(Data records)
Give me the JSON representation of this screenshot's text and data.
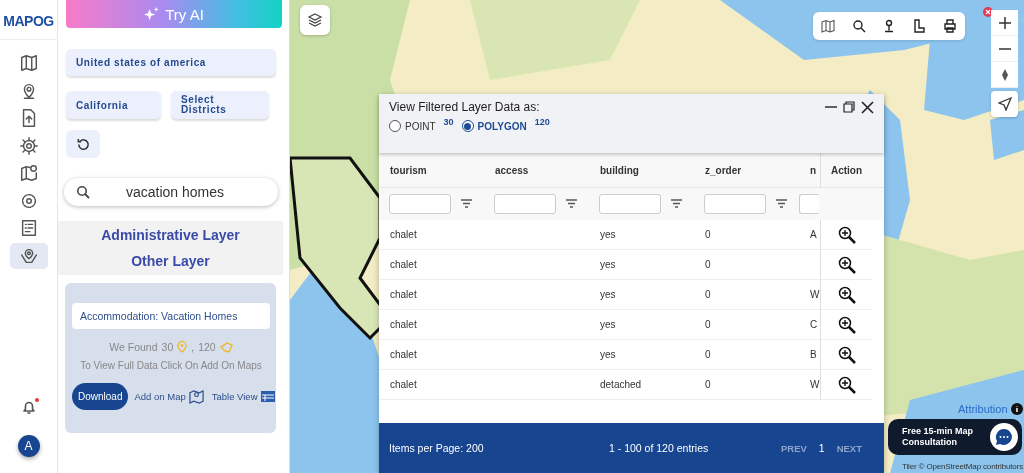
{
  "logo": "MAPOG",
  "rail": {
    "items": [
      {
        "kind": "map",
        "selected": false
      },
      {
        "kind": "pin",
        "selected": false
      },
      {
        "kind": "upload",
        "selected": false
      },
      {
        "kind": "gear",
        "selected": false
      },
      {
        "kind": "mappin",
        "selected": false
      },
      {
        "kind": "settings",
        "selected": false
      },
      {
        "kind": "report",
        "selected": false
      },
      {
        "kind": "vector",
        "selected": true
      }
    ],
    "notification": {
      "unread": true
    },
    "avatar": "A"
  },
  "sidebar": {
    "try_ai": "Try AI",
    "country": "United states of america",
    "state": "California",
    "district": "Select Districts",
    "search": {
      "value": "vacation homes"
    },
    "layers": [
      "Administrative Layer",
      "Other Layer"
    ],
    "result": {
      "title": "Accommodation: Vacation Homes",
      "found_label": "We Found",
      "point_count": "30",
      "polygon_count": "120",
      "separator": ",",
      "hint": "To View Full Data Click On Add On Maps",
      "download": "Download",
      "add_on_map": "Add on Map",
      "table_view": "Table View"
    }
  },
  "map": {
    "attribution": "Attribution",
    "credits": "Tiler © OpenStreetMap contributors",
    "consultation": "Free 15-min Map Consultation",
    "toolbar_alert": true
  },
  "dialog": {
    "title": "View Filtered Layer Data as:",
    "options": [
      {
        "label": "POINT",
        "count": "30",
        "selected": false
      },
      {
        "label": "POLYGON",
        "count": "120",
        "selected": true
      }
    ],
    "columns": [
      "tourism",
      "access",
      "building",
      "z_order",
      "n",
      "Action"
    ],
    "rows": [
      [
        "chalet",
        "",
        "yes",
        "0",
        "A"
      ],
      [
        "chalet",
        "",
        "yes",
        "0",
        ""
      ],
      [
        "chalet",
        "",
        "yes",
        "0",
        "W"
      ],
      [
        "chalet",
        "",
        "yes",
        "0",
        "C"
      ],
      [
        "chalet",
        "",
        "yes",
        "0",
        "B"
      ],
      [
        "chalet",
        "",
        "detached",
        "0",
        "W"
      ]
    ],
    "footer": {
      "items_per_page": "Items per Page: 200",
      "range": "1 - 100 of 120 entries",
      "prev": "PREV",
      "page": "1",
      "next": "NEXT"
    }
  }
}
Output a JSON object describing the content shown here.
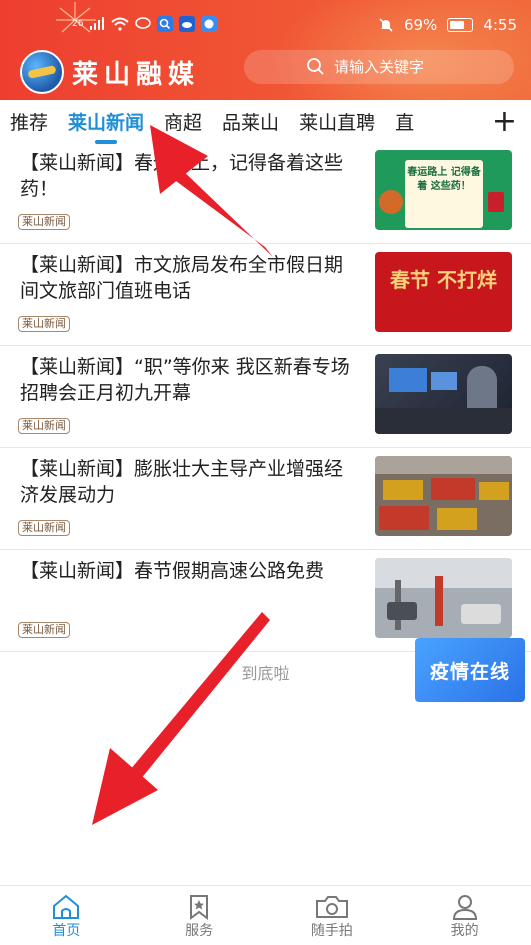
{
  "status": {
    "network_label": "26",
    "battery": "69%",
    "time": "4:55"
  },
  "header": {
    "app_name": "莱山融媒",
    "search_placeholder": "请输入关键字"
  },
  "tabs": [
    {
      "label": "推荐",
      "active": false
    },
    {
      "label": "莱山新闻",
      "active": true
    },
    {
      "label": "商超",
      "active": false
    },
    {
      "label": "品莱山",
      "active": false
    },
    {
      "label": "莱山直聘",
      "active": false
    },
    {
      "label": "直",
      "active": false
    }
  ],
  "tabs_add_label": "+",
  "news": [
    {
      "title": "【莱山新闻】春运路上，记得备着这些药！",
      "tag": "莱山新闻",
      "thumb_text": "春运路上 记得备着 这些药！"
    },
    {
      "title": "【莱山新闻】市文旅局发布全市假日期间文旅部门值班电话",
      "tag": "莱山新闻",
      "thumb_text": "春节 不打烊"
    },
    {
      "title": "【莱山新闻】“职”等你来 我区新春专场招聘会正月初九开幕",
      "tag": "莱山新闻",
      "thumb_text": ""
    },
    {
      "title": "【莱山新闻】膨胀壮大主导产业增强经济发展动力",
      "tag": "莱山新闻",
      "thumb_text": ""
    },
    {
      "title": "【莱山新闻】春节假期高速公路免费",
      "tag": "莱山新闻",
      "thumb_text": ""
    }
  ],
  "end_text": "到底啦",
  "float_button": "疫情在线",
  "bottom_nav": [
    {
      "label": "首页",
      "icon": "home-icon",
      "active": true
    },
    {
      "label": "服务",
      "icon": "bookmark-star-icon",
      "active": false
    },
    {
      "label": "随手拍",
      "icon": "camera-icon",
      "active": false
    },
    {
      "label": "我的",
      "icon": "user-icon",
      "active": false
    }
  ],
  "colors": {
    "header": "#ee3e30",
    "accent": "#1f8fd7",
    "arrow": "#e8202a"
  }
}
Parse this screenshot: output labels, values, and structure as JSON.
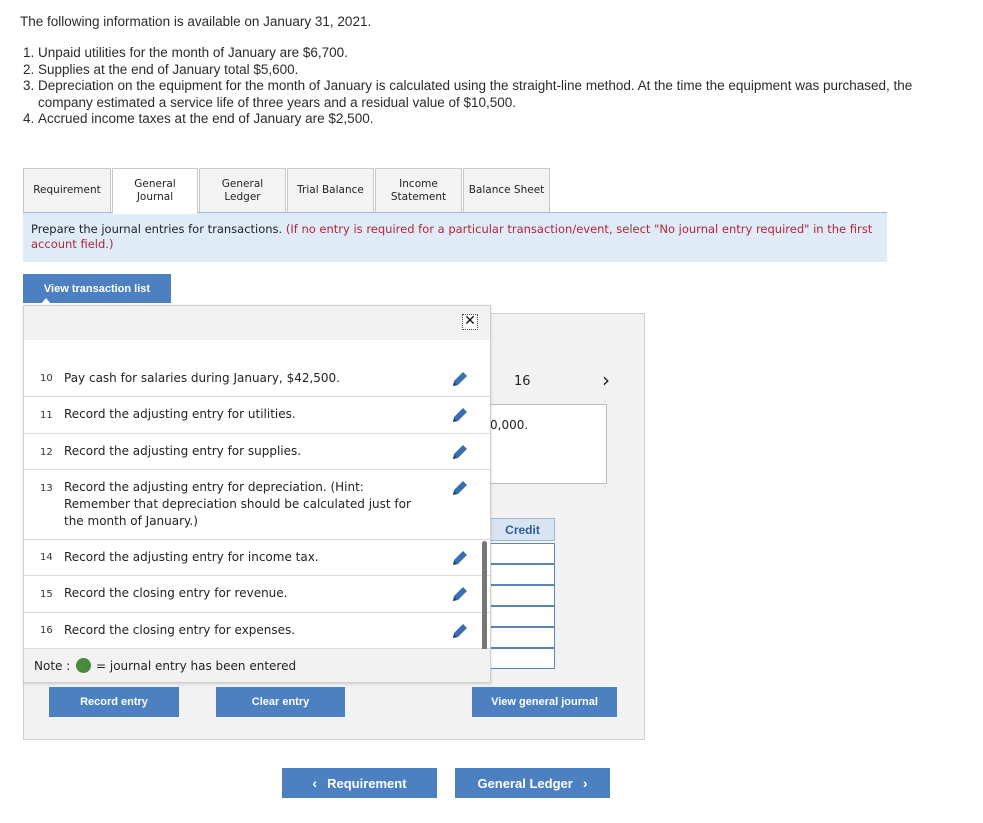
{
  "intro": {
    "heading": "The following information is available on January 31, 2021.",
    "items": [
      "Unpaid utilities for the month of January are $6,700.",
      "Supplies at the end of January total $5,600.",
      "Depreciation on the equipment for the month of January is calculated using the straight-line method. At the time the equipment was purchased, the company estimated a service life of three years and a residual value of $10,500.",
      "Accrued income taxes at the end of January are $2,500."
    ]
  },
  "tabs": [
    {
      "label": "Requirement"
    },
    {
      "label": "General Journal"
    },
    {
      "label": "General Ledger"
    },
    {
      "label": "Trial Balance"
    },
    {
      "label": "Income Statement"
    },
    {
      "label": "Balance Sheet"
    }
  ],
  "instructions": {
    "main": "Prepare the journal entries for transactions.",
    "hint": "(If no entry is required for a particular transaction/event, select \"No journal entry required\" in the first account field.)"
  },
  "view_transaction_button": "View transaction list",
  "workarea": {
    "page_number": "16",
    "description_partial": "0,000.",
    "credit_header": "Credit"
  },
  "transactions": [
    {
      "num": "10",
      "text": "Pay cash for salaries during January, $42,500."
    },
    {
      "num": "11",
      "text": "Record the adjusting entry for utilities."
    },
    {
      "num": "12",
      "text": "Record the adjusting entry for supplies."
    },
    {
      "num": "13",
      "text": "Record the adjusting entry for depreciation. (Hint: Remember that depreciation should be calculated just for the month of January.)"
    },
    {
      "num": "14",
      "text": "Record the adjusting entry for income tax."
    },
    {
      "num": "15",
      "text": "Record the closing entry for revenue."
    },
    {
      "num": "16",
      "text": "Record the closing entry for expenses."
    }
  ],
  "note": {
    "label": "Note :",
    "text": "= journal entry has been entered"
  },
  "buttons": {
    "record": "Record entry",
    "clear": "Clear entry",
    "view_journal": "View general journal",
    "prev": "Requirement",
    "next": "General Ledger"
  },
  "colors": {
    "button_blue": "#4d80c0",
    "instruction_bg": "#dfecf8",
    "hint_red": "#b5243a",
    "entered_green": "#4a8a3c"
  }
}
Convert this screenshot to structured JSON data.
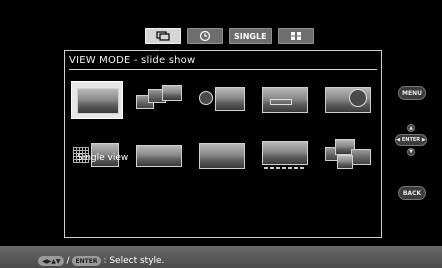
{
  "tabs": [
    {
      "icon": "slideshow-icon",
      "label": ""
    },
    {
      "icon": "clock-icon",
      "label": ""
    },
    {
      "icon": "",
      "label": "SINGLE"
    },
    {
      "icon": "index-grid-icon",
      "label": ""
    }
  ],
  "panel": {
    "title": "VIEW MODE - slide show",
    "selected_label": "Single view"
  },
  "side_buttons": {
    "menu": "MENU",
    "enter": "◀ ENTER ▶",
    "back": "BACK"
  },
  "footer": {
    "arrows": "◀▶▲▼",
    "separator": "/",
    "enter_key": "ENTER",
    "instruction": ": Select style."
  },
  "styles": [
    {
      "name": "single-view-style"
    },
    {
      "name": "multi-view-style"
    },
    {
      "name": "clock-small-style"
    },
    {
      "name": "calendar-style"
    },
    {
      "name": "clock-large-style"
    },
    {
      "name": "calendar-month-style"
    },
    {
      "name": "panorama-style"
    },
    {
      "name": "wide-view-style"
    },
    {
      "name": "date-strip-style"
    },
    {
      "name": "collage-style"
    }
  ]
}
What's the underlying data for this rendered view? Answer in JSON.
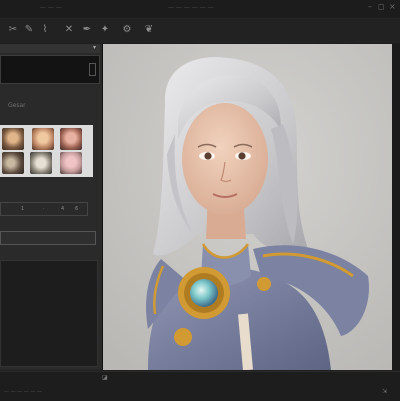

> Given task
Reproduce exactly, and only, the lines from the one containing "Convert this screenshot" through the last line of the records above, both included, leaving out any pictures.

> Solved exercise
Convert this screenshot to structured JSON data.
{
  "tabs": [
    {
      "icon": "slideshow-icon",
      "label": ""
    },
    {
      "icon": "clock-icon",
      "label": ""
    },
    {
      "icon": "",
      "label": "SINGLE"
    },
    {
      "icon": "index-grid-icon",
      "label": ""
    }
  ],
  "panel": {
    "title": "VIEW MODE - slide show",
    "selected_label": "Single view"
  },
  "side_buttons": {
    "menu": "MENU",
    "enter": "◀ ENTER ▶",
    "back": "BACK"
  },
  "footer": {
    "arrows": "◀▶▲▼",
    "separator": "/",
    "enter_key": "ENTER",
    "instruction": ": Select style."
  },
  "styles": [
    {
      "name": "single-view-style"
    },
    {
      "name": "multi-view-style"
    },
    {
      "name": "clock-small-style"
    },
    {
      "name": "calendar-style"
    },
    {
      "name": "clock-large-style"
    },
    {
      "name": "calendar-month-style"
    },
    {
      "name": "panorama-style"
    },
    {
      "name": "wide-view-style"
    },
    {
      "name": "date-strip-style"
    },
    {
      "name": "collage-style"
    }
  ]
}
What's the underlying data for this rendered view? Answer in JSON.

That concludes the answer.